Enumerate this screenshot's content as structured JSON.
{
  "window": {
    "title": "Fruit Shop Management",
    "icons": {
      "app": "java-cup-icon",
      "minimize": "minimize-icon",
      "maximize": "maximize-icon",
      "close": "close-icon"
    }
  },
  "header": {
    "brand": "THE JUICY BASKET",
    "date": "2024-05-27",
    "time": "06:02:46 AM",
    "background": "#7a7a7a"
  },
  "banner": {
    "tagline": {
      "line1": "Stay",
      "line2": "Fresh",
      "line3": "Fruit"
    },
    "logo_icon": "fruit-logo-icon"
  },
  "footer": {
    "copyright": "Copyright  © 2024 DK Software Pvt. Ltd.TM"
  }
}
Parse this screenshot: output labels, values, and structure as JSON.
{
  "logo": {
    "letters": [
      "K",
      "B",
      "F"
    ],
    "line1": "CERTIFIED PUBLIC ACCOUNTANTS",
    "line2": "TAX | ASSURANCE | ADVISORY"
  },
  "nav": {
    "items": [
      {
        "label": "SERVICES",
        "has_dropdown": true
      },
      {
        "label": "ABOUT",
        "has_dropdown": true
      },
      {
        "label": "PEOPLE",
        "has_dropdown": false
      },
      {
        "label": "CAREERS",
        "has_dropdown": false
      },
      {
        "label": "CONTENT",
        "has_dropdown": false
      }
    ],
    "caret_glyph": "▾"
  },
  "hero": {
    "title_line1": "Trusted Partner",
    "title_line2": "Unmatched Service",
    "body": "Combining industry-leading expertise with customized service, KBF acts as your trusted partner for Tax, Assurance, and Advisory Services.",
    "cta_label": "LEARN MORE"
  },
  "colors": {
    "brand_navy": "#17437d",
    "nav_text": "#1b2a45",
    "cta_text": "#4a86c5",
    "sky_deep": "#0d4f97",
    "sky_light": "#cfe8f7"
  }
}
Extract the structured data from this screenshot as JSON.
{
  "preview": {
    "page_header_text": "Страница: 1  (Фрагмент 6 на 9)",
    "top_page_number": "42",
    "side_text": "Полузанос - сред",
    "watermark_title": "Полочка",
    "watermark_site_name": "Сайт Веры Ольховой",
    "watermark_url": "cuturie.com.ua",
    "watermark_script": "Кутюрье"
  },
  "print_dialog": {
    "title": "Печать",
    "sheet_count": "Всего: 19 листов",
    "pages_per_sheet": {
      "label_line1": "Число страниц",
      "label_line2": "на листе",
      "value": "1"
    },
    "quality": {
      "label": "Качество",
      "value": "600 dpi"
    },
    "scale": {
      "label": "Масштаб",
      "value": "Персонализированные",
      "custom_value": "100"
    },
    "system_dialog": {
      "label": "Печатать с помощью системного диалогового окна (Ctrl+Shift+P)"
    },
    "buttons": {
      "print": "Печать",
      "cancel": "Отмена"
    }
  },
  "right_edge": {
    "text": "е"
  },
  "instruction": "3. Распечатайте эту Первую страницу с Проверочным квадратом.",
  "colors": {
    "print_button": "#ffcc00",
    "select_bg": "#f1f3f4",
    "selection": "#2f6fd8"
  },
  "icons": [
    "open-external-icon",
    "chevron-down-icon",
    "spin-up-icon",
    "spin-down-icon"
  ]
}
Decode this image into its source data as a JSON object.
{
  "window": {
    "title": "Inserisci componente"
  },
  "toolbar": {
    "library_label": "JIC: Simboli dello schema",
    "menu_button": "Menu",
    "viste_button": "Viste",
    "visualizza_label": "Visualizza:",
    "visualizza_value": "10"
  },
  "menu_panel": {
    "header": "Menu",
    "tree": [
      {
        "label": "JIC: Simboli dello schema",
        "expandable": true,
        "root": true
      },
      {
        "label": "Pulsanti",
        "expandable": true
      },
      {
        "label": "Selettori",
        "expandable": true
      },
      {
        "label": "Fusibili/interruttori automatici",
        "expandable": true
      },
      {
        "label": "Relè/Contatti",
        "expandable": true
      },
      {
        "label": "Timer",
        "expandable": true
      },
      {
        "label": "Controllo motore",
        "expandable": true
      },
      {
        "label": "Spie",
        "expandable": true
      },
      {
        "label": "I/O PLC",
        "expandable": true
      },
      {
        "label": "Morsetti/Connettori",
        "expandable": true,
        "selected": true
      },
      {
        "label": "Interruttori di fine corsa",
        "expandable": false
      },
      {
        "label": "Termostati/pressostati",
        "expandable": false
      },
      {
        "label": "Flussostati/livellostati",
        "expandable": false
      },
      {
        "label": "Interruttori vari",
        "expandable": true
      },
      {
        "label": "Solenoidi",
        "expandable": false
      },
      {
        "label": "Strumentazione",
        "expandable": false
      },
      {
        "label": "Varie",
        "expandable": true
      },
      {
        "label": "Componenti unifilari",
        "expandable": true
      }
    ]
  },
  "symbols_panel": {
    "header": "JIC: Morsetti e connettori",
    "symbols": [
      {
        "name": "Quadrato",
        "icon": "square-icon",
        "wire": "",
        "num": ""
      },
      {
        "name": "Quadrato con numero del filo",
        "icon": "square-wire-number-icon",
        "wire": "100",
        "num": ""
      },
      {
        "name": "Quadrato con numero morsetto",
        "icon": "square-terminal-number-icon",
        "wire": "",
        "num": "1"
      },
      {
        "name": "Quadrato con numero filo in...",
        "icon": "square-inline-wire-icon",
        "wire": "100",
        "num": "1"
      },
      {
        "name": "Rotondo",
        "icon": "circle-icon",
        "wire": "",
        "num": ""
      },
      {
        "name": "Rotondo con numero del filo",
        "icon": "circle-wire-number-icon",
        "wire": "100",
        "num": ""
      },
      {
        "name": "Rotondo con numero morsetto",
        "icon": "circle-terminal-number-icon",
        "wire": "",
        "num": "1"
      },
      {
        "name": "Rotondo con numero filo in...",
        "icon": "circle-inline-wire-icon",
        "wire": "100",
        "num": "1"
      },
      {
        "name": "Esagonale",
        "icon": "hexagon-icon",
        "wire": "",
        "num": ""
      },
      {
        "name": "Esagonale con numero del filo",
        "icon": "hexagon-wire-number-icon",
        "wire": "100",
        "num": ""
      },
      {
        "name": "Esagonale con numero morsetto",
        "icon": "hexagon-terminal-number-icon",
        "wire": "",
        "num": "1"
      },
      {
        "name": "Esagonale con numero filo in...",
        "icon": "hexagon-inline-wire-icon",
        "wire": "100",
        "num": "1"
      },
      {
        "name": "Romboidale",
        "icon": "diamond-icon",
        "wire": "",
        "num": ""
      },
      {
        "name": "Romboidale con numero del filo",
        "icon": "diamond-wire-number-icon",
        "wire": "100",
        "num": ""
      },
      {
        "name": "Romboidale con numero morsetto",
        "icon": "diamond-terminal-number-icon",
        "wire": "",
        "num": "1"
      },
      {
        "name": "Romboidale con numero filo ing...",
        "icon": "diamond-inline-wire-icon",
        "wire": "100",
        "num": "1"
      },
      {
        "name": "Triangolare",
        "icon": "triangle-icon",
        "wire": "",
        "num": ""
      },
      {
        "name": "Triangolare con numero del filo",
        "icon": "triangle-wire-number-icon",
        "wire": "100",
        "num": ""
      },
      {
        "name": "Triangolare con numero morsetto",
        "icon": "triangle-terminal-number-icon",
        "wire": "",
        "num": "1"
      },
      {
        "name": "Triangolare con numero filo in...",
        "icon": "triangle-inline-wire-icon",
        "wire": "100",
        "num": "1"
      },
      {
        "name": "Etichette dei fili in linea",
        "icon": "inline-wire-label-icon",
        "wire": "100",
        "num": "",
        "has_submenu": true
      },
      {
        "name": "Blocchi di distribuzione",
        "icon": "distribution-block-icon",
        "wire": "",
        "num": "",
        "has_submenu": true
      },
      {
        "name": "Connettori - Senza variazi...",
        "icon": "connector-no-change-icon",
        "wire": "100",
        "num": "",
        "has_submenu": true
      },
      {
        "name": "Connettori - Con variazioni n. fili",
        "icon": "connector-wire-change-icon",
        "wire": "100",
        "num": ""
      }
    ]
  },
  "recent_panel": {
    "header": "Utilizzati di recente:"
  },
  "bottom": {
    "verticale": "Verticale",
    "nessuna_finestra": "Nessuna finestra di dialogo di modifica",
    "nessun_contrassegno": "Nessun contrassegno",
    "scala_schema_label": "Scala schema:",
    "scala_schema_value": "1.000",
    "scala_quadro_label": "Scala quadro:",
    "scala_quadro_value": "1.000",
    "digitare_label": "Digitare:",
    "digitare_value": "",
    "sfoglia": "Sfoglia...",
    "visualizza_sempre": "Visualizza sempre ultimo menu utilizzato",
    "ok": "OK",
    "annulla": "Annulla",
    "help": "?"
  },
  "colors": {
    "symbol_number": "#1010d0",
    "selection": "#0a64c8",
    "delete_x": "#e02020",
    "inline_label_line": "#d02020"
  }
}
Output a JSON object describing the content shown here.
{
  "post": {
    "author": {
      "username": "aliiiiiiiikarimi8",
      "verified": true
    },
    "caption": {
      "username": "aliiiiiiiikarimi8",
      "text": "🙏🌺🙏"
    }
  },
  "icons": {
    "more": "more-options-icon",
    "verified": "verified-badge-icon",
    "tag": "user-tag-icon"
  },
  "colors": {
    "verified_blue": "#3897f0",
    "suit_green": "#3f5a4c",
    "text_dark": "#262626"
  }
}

(GIVEN REQUEST):
Return from the data every line that holds "filo".

(COMPLETED EXERCISE):
        "name": "Quadrato con numero del filo",
        "name": "Quadrato con numero filo in...",
        "name": "Rotondo con numero del filo",
        "name": "Rotondo con numero filo in...",
        "name": "Esagonale con numero del filo",
        "name": "Esagonale con numero filo in...",
        "name": "Romboidale con numero del filo",
        "name": "Romboidale con numero filo ing...",
        "name": "Triangolare con numero del filo",
        "name": "Triangolare con numero filo in...",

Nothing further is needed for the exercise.